* begin Data for the task *

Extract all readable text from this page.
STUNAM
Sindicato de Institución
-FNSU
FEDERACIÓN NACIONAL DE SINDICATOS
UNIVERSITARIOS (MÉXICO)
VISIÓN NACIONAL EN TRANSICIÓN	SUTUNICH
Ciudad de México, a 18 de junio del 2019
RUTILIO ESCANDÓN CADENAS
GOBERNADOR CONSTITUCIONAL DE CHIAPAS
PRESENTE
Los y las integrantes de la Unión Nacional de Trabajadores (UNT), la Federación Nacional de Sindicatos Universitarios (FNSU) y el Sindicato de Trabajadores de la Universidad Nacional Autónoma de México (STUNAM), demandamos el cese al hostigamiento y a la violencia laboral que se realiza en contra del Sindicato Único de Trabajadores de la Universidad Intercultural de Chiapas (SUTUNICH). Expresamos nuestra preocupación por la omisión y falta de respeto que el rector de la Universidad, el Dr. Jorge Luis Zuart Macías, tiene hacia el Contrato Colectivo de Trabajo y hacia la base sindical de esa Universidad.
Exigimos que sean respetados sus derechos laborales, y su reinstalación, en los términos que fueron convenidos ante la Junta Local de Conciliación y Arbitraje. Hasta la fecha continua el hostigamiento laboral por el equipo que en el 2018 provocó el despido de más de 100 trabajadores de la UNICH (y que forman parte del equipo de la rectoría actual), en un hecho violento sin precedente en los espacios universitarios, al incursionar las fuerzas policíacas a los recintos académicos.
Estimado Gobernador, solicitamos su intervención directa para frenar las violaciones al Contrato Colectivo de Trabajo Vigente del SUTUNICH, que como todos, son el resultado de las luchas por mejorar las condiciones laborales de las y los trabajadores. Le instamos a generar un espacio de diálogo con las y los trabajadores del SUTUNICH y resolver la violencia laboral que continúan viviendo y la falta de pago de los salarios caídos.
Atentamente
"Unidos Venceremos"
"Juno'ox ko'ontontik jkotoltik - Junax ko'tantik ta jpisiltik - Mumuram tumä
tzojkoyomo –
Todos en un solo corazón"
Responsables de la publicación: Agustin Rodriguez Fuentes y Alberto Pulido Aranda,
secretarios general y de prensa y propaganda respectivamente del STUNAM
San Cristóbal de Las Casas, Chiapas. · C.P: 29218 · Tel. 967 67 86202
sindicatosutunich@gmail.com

* end Data for the task *

Lines containing the word "STUNAM" are to be counted in the listing; state their number alone.

# Final result
3